* [CONJUNTO DE TAREAS]
#1 Contesta estas preguntas sobre el texto de la banda de escritores:
(a) ¿Qué canción se grabó en la cinta enviada a Kathi?
(b) ¿Cómo definía Roy el estilo de la banda?
(c) ¿En qué local de Anaheim tuvo lugar la primera actuación?
#2 Reproduce textualmente el pasaje del texto de la banda de escritores que comienza en las palabras «Cuando recibí una» y termina tras las palabras «flauta de piel.».

* [TEXTO DE LA PÁGINA]
..........

Cuando recibí una carta de Kathi diciendo que estaba intentando formar una banda de escritores para una convención de libros, me puse la Gibson de regalo y grabé una cinta mía tocando y cantando el viejo tema de Phil Phillips «Sea of Love». La envié pensando que sonaba fatal y que nunca me dejarían entrar en la banda. No sabía que podría haber entrado en la banda si hubiera dicho que mi instrumento era un cencerro —que, de hecho, he tocado en los RBR, sobre todo en «Don’t Fear the Reaper»— o la flauta de piel.
Echando la vista atrás, doy gracias a Dios por haber enviado esa cinta y que Kathi dijera: «Sí, venga, toca la guitarra rítmica para nosotros en Anaheim». Porque nadie debería dejar escapar su pequeño talento solo porque resulta que tiene uno mayor con caja registradora incluida. Roy, que normalmente actuaba como el principal —y muy divertido— portavoz de la banda durante los veinte años de improbable carrera de RBR, se convirtió en un maestro a la hora de rebajar el precio de la banda. Definía nuestro estilo como hard listening (en contraposición a easy listening) y le gustaba decir al público: «Cuanto más bebéis, mejor sonamos».
Sí, pero ¿adivina qué? Todos trabajamos duro. En parte se debía a que cualquier grupo de escritores de éxito es, en realidad, un grupo obsesivo compulsivo. Pero, sobre todo, se debía a que, de repente, íbamos a tocar para otras personas en lugar de hacerlo solo para nosotros. Para algunos de nosotros, había pasado mucho tiempo. Y aunque no puedo hablar por los demás miembros de la banda, yo estaba bastante nervioso antes de aquella primera —y supuestamente única— actuación en el Cowboy Boogie de Anaheim. Había leído mis obras de ficción o había hablado de improviso ante muchos públicos, y no me importaba porque ese era mi mayor talento. Cuando nos subimos al escenario en Anaheim, iba a hacer algo que, admitámoslo, apenas sabía hacer.
No era el único, pero había suficientes músicos buenos en la banda —especialmente Al, nuestro director musical, y que Dios le bendiga por su relajada instrucción— para llevarlo a cabo. Nos lo pasamos bien y, lo que es más importante, el público también (estaba bastante borracho). Después del espectáculo, acorralé a Dave y le dije que no podíamos dejarlo así; que no podíamos dejarlo así en absoluto. Y no lo hicimos.

..........

* [DATOS DE ORIGEN]
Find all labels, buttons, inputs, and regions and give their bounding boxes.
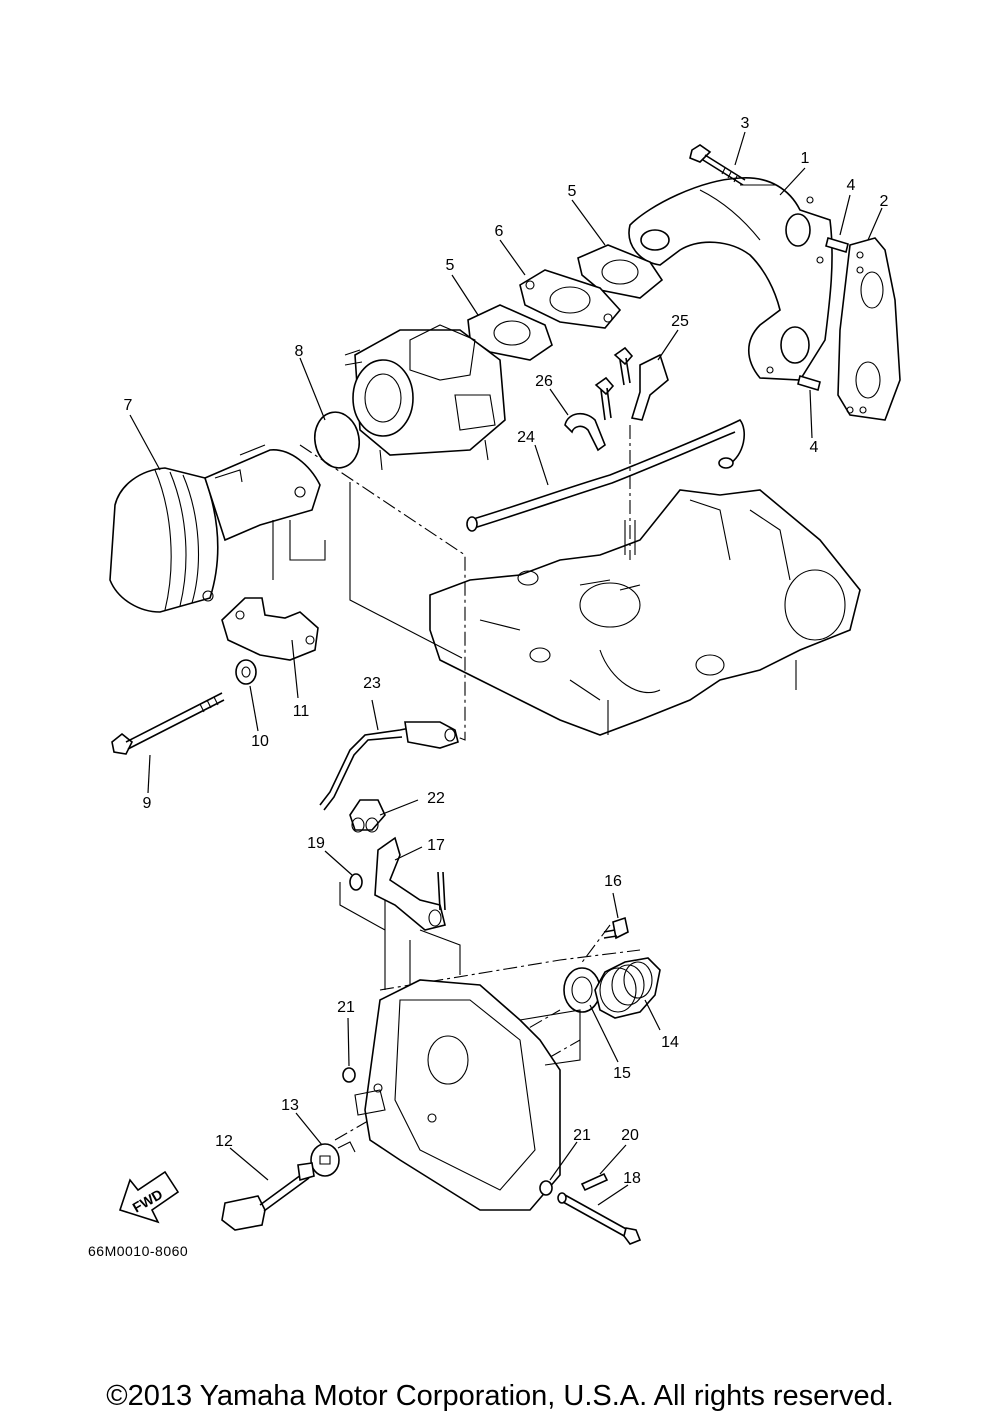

..........

* [RESPUESTAS POR TAREA]
#1
(a) «Sea of Love», el viejo tema de Phil Phillips.
(b) Como hard listening, en contraposición a easy listening.
(c) En el Cowboy Boogie.

#2
Cuando recibí una carta de Kathi diciendo que estaba intentando formar una banda de escritores para una convención de libros, me puse la Gibson de regalo y grabé una cinta mía tocando y cantando el viejo tema de Phil Phillips «Sea of Love». La envié pensando que sonaba fatal y que nunca me dejarían entrar en la banda. No sabía que podría haber entrado en la banda si hubiera dicho que mi instrumento era un cencerro —que, de hecho, he tocado en los RBR, sobre todo en «Don’t Fear the Reaper»— o la flauta de piel.